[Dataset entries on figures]
+++
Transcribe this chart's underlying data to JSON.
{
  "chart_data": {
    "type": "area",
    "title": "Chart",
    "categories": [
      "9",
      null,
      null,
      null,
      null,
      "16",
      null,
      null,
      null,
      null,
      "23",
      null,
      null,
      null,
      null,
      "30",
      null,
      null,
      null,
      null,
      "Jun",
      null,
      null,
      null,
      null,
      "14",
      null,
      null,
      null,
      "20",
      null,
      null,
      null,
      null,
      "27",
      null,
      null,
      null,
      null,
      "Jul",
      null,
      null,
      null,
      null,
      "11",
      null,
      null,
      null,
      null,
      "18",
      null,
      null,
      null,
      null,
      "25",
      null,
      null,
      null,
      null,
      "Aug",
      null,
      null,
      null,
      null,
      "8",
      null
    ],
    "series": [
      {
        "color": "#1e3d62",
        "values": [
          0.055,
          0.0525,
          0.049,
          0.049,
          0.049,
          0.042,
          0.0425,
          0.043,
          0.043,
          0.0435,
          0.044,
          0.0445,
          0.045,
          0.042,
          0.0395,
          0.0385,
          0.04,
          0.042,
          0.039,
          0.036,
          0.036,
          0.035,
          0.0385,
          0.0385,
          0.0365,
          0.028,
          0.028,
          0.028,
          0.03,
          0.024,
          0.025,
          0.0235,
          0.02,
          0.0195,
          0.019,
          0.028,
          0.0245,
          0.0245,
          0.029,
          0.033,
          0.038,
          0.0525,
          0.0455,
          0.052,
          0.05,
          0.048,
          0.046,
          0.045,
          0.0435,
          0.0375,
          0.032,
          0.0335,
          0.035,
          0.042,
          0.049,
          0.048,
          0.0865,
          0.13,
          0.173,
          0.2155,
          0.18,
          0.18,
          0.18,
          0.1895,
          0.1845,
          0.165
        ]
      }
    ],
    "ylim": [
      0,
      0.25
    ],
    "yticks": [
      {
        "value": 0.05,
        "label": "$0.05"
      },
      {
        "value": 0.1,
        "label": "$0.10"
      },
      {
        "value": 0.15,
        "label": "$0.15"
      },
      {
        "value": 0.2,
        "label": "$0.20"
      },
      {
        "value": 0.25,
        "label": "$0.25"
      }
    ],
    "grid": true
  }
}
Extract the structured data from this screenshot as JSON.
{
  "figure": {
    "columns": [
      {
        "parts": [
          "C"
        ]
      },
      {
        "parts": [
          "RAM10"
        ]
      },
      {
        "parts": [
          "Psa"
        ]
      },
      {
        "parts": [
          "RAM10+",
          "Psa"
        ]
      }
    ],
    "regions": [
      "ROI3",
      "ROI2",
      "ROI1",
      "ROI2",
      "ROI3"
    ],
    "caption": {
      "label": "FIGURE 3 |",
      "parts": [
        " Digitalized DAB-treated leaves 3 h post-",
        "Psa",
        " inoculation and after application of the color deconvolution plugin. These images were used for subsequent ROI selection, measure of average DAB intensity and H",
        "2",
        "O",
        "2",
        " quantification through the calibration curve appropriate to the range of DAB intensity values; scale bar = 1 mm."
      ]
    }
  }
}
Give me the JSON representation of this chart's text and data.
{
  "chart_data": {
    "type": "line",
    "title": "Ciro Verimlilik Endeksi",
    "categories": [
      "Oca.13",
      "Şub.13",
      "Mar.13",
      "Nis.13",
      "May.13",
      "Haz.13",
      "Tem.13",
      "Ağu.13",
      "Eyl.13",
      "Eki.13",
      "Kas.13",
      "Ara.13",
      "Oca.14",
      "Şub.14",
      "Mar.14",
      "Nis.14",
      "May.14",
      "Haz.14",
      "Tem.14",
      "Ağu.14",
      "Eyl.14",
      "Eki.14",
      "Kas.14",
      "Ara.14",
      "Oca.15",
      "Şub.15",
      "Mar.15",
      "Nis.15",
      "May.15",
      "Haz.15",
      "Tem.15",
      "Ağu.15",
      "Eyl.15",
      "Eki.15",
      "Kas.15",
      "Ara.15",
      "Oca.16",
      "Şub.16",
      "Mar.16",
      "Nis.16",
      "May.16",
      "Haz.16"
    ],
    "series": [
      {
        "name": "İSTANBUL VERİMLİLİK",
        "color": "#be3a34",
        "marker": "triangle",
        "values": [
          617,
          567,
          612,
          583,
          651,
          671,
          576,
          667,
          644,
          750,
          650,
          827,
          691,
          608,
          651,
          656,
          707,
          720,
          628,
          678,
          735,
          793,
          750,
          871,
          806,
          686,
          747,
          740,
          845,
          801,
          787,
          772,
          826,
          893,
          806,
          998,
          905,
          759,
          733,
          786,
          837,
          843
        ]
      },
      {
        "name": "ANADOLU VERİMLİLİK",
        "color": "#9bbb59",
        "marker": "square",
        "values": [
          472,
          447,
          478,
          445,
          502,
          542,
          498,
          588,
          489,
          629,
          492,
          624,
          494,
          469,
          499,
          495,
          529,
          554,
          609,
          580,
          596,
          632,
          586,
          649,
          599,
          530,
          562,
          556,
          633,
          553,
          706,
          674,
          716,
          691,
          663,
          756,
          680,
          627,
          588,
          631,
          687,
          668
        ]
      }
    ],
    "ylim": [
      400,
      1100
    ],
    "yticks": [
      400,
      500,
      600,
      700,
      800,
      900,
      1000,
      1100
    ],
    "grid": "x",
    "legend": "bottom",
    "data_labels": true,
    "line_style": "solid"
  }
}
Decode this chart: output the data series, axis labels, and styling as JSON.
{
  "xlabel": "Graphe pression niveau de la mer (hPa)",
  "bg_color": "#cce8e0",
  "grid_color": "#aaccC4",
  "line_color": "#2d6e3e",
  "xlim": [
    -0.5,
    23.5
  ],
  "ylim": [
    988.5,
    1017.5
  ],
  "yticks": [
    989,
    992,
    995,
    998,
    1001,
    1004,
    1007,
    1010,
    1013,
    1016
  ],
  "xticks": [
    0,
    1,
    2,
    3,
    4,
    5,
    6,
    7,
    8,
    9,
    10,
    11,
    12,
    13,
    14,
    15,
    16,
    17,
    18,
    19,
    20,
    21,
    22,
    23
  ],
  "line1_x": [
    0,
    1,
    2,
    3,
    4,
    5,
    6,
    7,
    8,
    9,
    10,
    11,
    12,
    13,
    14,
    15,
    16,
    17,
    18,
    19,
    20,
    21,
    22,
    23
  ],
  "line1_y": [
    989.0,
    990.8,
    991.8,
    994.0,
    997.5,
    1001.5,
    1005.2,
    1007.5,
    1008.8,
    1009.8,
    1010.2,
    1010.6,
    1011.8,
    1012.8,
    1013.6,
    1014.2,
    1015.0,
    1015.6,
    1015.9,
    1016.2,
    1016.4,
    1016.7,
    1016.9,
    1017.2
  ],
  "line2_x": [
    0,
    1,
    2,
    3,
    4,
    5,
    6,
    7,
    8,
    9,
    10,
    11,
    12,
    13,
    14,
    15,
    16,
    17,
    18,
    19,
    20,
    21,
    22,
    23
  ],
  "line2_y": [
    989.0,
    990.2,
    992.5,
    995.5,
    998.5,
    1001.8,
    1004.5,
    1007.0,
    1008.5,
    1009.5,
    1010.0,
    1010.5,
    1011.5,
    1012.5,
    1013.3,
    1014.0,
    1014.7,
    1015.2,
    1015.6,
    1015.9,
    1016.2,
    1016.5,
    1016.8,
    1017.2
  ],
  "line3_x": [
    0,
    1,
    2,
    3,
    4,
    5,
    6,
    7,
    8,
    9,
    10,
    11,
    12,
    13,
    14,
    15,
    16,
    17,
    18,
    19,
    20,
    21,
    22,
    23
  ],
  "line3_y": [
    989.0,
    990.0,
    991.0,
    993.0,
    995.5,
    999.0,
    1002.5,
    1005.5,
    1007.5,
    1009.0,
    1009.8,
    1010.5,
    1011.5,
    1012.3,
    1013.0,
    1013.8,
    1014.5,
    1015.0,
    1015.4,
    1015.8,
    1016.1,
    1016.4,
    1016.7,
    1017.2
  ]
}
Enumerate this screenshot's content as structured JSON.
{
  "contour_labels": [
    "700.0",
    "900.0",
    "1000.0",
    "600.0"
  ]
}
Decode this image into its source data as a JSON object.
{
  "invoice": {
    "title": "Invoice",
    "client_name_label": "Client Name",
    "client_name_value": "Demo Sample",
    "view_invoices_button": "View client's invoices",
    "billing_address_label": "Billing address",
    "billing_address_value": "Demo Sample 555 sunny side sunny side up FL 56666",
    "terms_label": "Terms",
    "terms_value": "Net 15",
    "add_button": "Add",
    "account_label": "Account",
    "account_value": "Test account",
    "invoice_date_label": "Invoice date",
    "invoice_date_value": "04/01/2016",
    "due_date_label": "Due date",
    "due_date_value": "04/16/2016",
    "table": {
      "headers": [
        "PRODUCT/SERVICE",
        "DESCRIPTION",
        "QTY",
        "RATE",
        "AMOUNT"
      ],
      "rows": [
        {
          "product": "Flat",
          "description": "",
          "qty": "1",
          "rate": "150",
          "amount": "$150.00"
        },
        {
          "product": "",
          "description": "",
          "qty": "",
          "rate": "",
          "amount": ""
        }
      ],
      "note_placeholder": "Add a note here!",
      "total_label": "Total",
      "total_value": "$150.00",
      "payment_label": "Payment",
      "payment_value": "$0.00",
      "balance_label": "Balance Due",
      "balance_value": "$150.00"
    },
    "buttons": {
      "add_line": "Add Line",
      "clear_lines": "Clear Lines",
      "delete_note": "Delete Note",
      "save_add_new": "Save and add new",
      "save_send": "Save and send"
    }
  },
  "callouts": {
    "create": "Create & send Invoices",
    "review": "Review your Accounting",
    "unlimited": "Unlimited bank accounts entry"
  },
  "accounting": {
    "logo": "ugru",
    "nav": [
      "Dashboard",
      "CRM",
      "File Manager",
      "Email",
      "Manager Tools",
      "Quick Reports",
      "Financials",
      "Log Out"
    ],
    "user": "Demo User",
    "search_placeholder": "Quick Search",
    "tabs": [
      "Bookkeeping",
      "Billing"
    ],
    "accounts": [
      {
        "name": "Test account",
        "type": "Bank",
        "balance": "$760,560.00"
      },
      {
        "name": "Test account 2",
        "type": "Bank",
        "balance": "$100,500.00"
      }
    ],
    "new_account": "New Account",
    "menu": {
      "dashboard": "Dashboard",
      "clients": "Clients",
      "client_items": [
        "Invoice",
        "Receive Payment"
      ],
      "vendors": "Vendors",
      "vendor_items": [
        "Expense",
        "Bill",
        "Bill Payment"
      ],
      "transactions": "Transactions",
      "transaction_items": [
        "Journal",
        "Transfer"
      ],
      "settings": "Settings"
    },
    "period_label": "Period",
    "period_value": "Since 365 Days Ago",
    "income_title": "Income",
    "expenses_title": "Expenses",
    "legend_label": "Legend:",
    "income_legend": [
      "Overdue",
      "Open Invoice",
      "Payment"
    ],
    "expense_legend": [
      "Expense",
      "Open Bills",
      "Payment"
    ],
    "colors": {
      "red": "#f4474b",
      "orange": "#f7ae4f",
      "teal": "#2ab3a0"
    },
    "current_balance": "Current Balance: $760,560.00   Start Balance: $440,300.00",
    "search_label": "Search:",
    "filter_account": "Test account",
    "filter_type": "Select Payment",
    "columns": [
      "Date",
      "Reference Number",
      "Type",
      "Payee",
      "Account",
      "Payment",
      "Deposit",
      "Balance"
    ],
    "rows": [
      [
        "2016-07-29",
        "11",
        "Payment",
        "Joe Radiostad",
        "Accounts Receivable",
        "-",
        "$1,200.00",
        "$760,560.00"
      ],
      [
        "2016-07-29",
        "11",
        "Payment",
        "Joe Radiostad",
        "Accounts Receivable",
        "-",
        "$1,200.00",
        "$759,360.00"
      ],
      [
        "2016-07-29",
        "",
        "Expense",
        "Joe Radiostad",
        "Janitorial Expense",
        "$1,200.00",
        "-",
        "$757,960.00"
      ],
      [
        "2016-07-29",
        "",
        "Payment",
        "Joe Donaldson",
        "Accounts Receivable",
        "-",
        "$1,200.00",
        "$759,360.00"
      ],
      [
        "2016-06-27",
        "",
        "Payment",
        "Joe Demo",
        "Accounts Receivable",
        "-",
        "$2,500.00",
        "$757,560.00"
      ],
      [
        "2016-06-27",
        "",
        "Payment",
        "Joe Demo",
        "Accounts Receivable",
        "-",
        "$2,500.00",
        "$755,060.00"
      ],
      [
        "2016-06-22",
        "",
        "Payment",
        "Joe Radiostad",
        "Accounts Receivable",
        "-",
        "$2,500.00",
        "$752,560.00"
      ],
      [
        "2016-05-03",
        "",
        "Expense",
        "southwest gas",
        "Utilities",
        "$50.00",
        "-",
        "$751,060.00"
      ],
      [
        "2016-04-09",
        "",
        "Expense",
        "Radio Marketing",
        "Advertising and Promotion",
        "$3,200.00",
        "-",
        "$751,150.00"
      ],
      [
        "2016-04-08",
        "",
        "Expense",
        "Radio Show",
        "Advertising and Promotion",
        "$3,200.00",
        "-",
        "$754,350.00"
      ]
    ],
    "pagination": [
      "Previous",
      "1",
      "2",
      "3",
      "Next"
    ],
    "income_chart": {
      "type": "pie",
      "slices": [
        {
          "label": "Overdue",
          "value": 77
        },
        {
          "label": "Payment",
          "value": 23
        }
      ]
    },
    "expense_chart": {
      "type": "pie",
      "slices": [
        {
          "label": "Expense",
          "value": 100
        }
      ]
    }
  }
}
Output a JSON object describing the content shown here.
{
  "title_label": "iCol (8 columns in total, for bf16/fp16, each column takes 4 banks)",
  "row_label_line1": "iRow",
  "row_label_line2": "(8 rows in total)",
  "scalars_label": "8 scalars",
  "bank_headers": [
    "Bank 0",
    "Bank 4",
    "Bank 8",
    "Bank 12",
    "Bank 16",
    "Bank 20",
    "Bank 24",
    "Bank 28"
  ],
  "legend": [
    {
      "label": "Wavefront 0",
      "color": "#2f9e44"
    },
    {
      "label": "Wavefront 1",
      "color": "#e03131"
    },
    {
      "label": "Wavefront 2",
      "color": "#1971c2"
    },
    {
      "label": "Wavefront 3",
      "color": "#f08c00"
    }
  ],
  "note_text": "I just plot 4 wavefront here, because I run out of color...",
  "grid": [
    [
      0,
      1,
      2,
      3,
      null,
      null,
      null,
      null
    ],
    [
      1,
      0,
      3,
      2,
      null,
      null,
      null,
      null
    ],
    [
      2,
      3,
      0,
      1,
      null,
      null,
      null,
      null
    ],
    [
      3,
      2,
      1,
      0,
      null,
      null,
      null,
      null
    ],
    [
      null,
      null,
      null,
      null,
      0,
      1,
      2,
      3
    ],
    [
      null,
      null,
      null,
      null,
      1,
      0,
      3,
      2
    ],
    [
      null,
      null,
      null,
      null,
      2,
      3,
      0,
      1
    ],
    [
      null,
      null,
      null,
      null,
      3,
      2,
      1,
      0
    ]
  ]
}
+++
Only the lines from the one that contains "Output a JSON" to the end of the data should be output, exactly as they appear.

Output a JSON object describing the content shown here.
{
  "title_label": "iCol (8 columns in total, for bf16/fp16, each column takes 4 banks)",
  "row_label_line1": "iRow",
  "row_label_line2": "(8 rows in total)",
  "scalars_label": "8 scalars",
  "bank_headers": [
    "Bank 0",
    "Bank 4",
    "Bank 8",
    "Bank 12",
    "Bank 16",
    "Bank 20",
    "Bank 24",
    "Bank 28"
  ],
  "legend": [
    {
      "label": "Wavefront 0",
      "color": "#2f9e44"
    },
    {
      "label": "Wavefront 1",
      "color": "#e03131"
    },
    {
      "label": "Wavefront 2",
      "color": "#1971c2"
    },
    {
      "label": "Wavefront 3",
      "color": "#f08c00"
    }
  ],
  "note_text": "I just plot 4 wavefront here, because I run out of color...",
  "grid": [
    [
      0,
      1,
      2,
      3,
      null,
      null,
      null,
      null
    ],
    [
      1,
      0,
      3,
      2,
      null,
      null,
      null,
      null
    ],
    [
      2,
      3,
      0,
      1,
      null,
      null,
      null,
      null
    ],
    [
      3,
      2,
      1,
      0,
      null,
      null,
      null,
      null
    ],
    [
      null,
      null,
      null,
      null,
      0,
      1,
      2,
      3
    ],
    [
      null,
      null,
      null,
      null,
      1,
      0,
      3,
      2
    ],
    [
      null,
      null,
      null,
      null,
      2,
      3,
      0,
      1
    ],
    [
      null,
      null,
      null,
      null,
      3,
      2,
      1,
      0
    ]
  ]
}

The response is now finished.